▶ **THE EXERCISE**: Repeat the entire listing exactly.

▶ **MATERIAL FOR THIS TASK**:
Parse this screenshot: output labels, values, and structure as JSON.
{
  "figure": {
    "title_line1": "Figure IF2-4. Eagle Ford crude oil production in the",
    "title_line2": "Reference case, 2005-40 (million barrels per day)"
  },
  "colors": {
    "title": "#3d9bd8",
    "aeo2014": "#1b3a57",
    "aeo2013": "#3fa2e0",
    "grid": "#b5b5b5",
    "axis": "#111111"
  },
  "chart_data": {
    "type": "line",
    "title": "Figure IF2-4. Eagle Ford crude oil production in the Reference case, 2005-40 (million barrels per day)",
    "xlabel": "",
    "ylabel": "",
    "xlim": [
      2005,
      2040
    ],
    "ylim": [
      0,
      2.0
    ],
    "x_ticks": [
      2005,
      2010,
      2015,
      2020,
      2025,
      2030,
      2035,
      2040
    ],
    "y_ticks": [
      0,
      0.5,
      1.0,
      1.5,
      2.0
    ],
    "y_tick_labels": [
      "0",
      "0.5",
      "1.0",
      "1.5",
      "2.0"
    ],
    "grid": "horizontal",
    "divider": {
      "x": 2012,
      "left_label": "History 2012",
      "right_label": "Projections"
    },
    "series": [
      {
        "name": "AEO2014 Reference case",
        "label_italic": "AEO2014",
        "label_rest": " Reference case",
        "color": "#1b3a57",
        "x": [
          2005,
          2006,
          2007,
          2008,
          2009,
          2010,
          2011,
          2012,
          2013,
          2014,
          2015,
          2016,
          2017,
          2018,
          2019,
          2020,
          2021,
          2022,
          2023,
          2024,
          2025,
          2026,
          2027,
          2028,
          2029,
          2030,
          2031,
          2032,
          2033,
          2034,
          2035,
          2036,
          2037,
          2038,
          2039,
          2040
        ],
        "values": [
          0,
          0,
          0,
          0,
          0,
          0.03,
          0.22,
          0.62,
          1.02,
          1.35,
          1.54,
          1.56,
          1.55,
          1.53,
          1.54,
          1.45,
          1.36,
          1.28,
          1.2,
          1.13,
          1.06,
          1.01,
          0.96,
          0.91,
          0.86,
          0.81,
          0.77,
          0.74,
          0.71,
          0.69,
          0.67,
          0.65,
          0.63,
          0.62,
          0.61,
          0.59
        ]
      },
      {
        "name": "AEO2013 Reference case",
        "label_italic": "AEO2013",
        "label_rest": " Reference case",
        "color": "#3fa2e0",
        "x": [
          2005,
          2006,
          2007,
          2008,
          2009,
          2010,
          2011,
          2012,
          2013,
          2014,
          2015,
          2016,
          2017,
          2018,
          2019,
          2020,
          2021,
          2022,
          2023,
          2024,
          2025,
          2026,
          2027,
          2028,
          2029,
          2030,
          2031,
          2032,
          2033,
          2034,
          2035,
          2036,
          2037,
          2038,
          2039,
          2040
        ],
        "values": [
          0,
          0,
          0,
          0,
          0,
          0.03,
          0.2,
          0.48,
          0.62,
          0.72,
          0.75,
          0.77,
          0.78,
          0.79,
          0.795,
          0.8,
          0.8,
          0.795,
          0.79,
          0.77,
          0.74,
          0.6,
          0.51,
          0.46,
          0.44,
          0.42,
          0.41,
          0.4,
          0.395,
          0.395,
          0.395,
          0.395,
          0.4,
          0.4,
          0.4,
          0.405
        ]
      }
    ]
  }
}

▶ **FULL SOLUTION**:
Parse this screenshot: output labels, values, and structure as JSON.
{
  "figure": {
    "title_line1": "Figure IF2-4. Eagle Ford crude oil production in the",
    "title_line2": "Reference case, 2005-40 (million barrels per day)"
  },
  "colors": {
    "title": "#3d9bd8",
    "aeo2014": "#1b3a57",
    "aeo2013": "#3fa2e0",
    "grid": "#b5b5b5",
    "axis": "#111111"
  },
  "chart_data": {
    "type": "line",
    "title": "Figure IF2-4. Eagle Ford crude oil production in the Reference case, 2005-40 (million barrels per day)",
    "xlabel": "",
    "ylabel": "",
    "xlim": [
      2005,
      2040
    ],
    "ylim": [
      0,
      2.0
    ],
    "x_ticks": [
      2005,
      2010,
      2015,
      2020,
      2025,
      2030,
      2035,
      2040
    ],
    "y_ticks": [
      0,
      0.5,
      1.0,
      1.5,
      2.0
    ],
    "y_tick_labels": [
      "0",
      "0.5",
      "1.0",
      "1.5",
      "2.0"
    ],
    "grid": "horizontal",
    "divider": {
      "x": 2012,
      "left_label": "History 2012",
      "right_label": "Projections"
    },
    "series": [
      {
        "name": "AEO2014 Reference case",
        "label_italic": "AEO2014",
        "label_rest": " Reference case",
        "color": "#1b3a57",
        "x": [
          2005,
          2006,
          2007,
          2008,
          2009,
          2010,
          2011,
          2012,
          2013,
          2014,
          2015,
          2016,
          2017,
          2018,
          2019,
          2020,
          2021,
          2022,
          2023,
          2024,
          2025,
          2026,
          2027,
          2028,
          2029,
          2030,
          2031,
          2032,
          2033,
          2034,
          2035,
          2036,
          2037,
          2038,
          2039,
          2040
        ],
        "values": [
          0,
          0,
          0,
          0,
          0,
          0.03,
          0.22,
          0.62,
          1.02,
          1.35,
          1.54,
          1.56,
          1.55,
          1.53,
          1.54,
          1.45,
          1.36,
          1.28,
          1.2,
          1.13,
          1.06,
          1.01,
          0.96,
          0.91,
          0.86,
          0.81,
          0.77,
          0.74,
          0.71,
          0.69,
          0.67,
          0.65,
          0.63,
          0.62,
          0.61,
          0.59
        ]
      },
      {
        "name": "AEO2013 Reference case",
        "label_italic": "AEO2013",
        "label_rest": " Reference case",
        "color": "#3fa2e0",
        "x": [
          2005,
          2006,
          2007,
          2008,
          2009,
          2010,
          2011,
          2012,
          2013,
          2014,
          2015,
          2016,
          2017,
          2018,
          2019,
          2020,
          2021,
          2022,
          2023,
          2024,
          2025,
          2026,
          2027,
          2028,
          2029,
          2030,
          2031,
          2032,
          2033,
          2034,
          2035,
          2036,
          2037,
          2038,
          2039,
          2040
        ],
        "values": [
          0,
          0,
          0,
          0,
          0,
          0.03,
          0.2,
          0.48,
          0.62,
          0.72,
          0.75,
          0.77,
          0.78,
          0.79,
          0.795,
          0.8,
          0.8,
          0.795,
          0.79,
          0.77,
          0.74,
          0.6,
          0.51,
          0.46,
          0.44,
          0.42,
          0.41,
          0.4,
          0.395,
          0.395,
          0.395,
          0.395,
          0.4,
          0.4,
          0.4,
          0.405
        ]
      }
    ]
  }
}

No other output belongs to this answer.